EXERCISE AIM
From the entries that follow, gather each line holding the word "title".

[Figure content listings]

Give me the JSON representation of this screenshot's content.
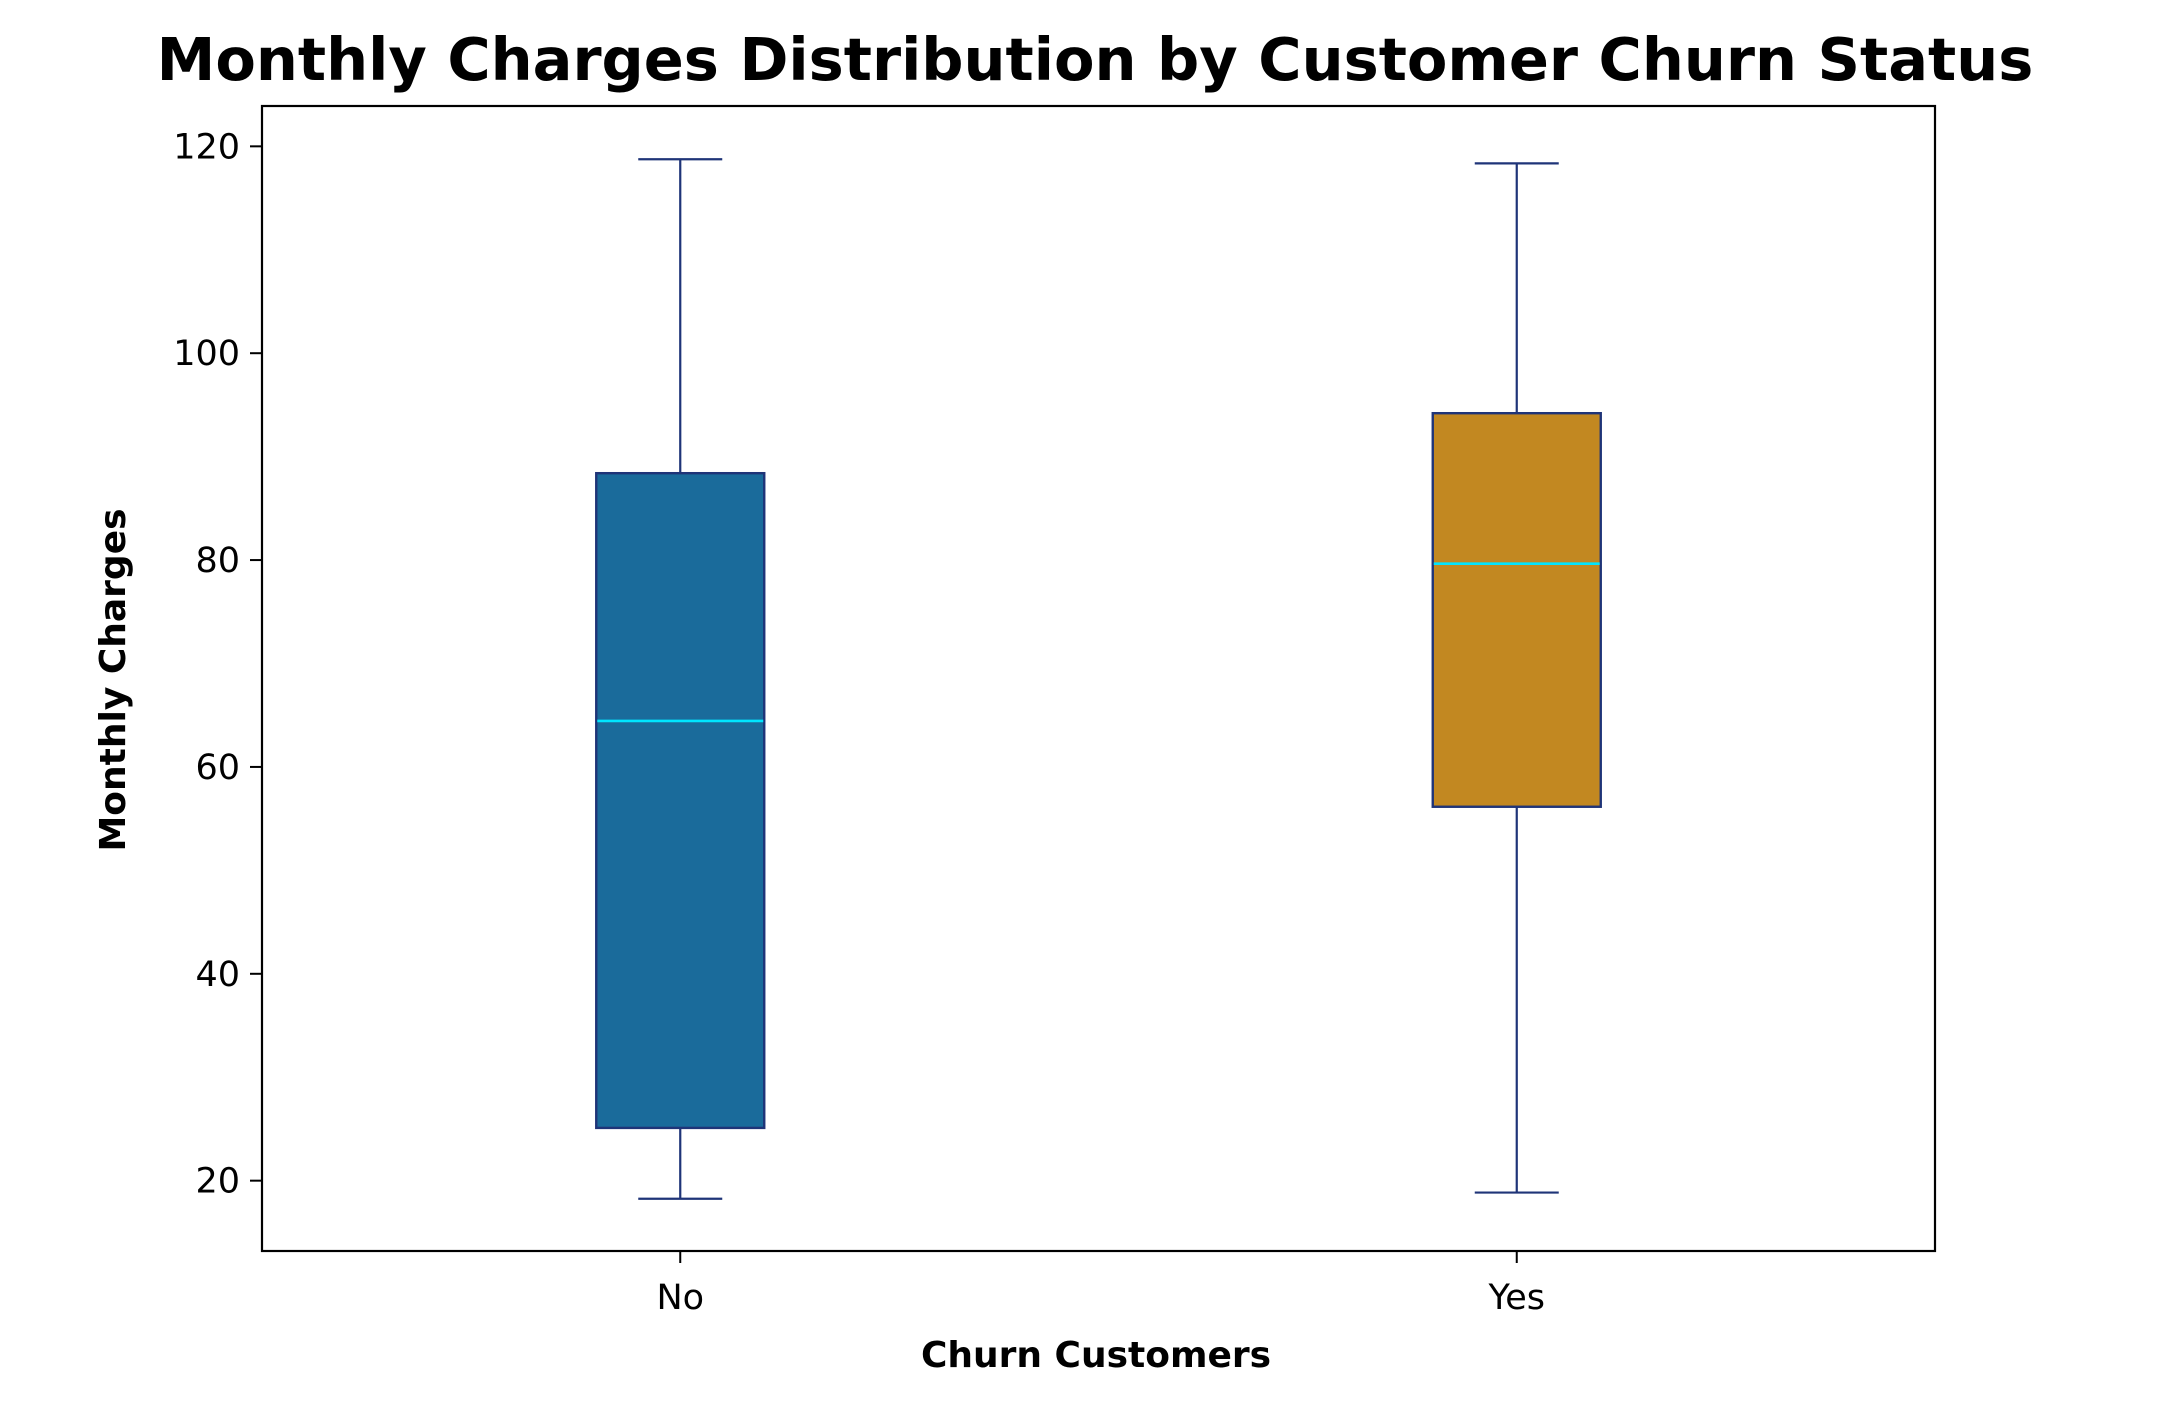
{
  "chart_data": {
    "type": "box",
    "title": "Monthly Charges Distribution by Customer Churn Status",
    "xlabel": "Churn Customers",
    "ylabel": "Monthly Charges",
    "ylim": [
      13.2,
      123.9
    ],
    "yticks": [
      20,
      40,
      60,
      80,
      100,
      120
    ],
    "categories": [
      "No",
      "Yes"
    ],
    "boxes": [
      {
        "category": "No",
        "whisker_low": 18.25,
        "q1": 25.1,
        "median": 64.45,
        "q3": 88.4,
        "whisker_high": 118.75,
        "fill": "#1a6b9b"
      },
      {
        "category": "Yes",
        "whisker_low": 18.85,
        "q1": 56.15,
        "median": 79.65,
        "q3": 94.2,
        "whisker_high": 118.35,
        "fill": "#c28821"
      }
    ],
    "edge_color": "#1f3478",
    "median_color": "#00e5ff",
    "grid": false,
    "legend": "none"
  }
}
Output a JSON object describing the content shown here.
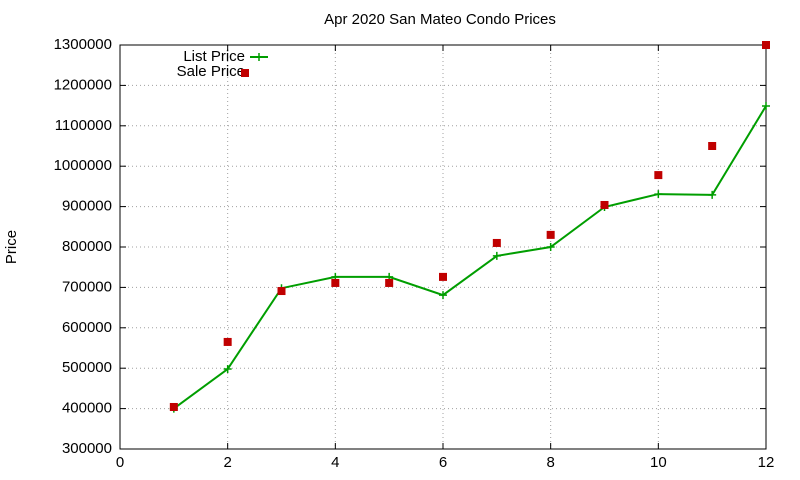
{
  "chart_data": {
    "type": "line",
    "title": "Apr 2020 San Mateo Condo Prices",
    "y_label": "Price",
    "x": [
      1,
      2,
      3,
      4,
      5,
      6,
      7,
      8,
      9,
      10,
      11,
      12
    ],
    "series": [
      {
        "name": "List Price",
        "color": "#009e00",
        "mode": "lines+points",
        "values": [
          400000,
          498000,
          698000,
          726000,
          726000,
          681000,
          778000,
          800000,
          899000,
          931000,
          929000,
          1149000
        ]
      },
      {
        "name": "Sale Price",
        "color": "#c00000",
        "mode": "points",
        "values": [
          404000,
          565000,
          691000,
          711000,
          711000,
          726000,
          810000,
          830000,
          904000,
          978000,
          1050000,
          1300000
        ]
      }
    ],
    "xlim": [
      0,
      12
    ],
    "xticks": [
      0,
      2,
      4,
      6,
      8,
      10,
      12
    ],
    "ylim": [
      300000,
      1300000
    ],
    "yticks": [
      300000,
      400000,
      500000,
      600000,
      700000,
      800000,
      900000,
      1000000,
      1100000,
      1200000,
      1300000
    ],
    "grid": true,
    "legend": "top-left"
  }
}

FULL RESPONSE
    "title": "Monthly Charges Distribution by Customer Churn Status",
    "title": "Apr 2020 San Mateo Condo Prices",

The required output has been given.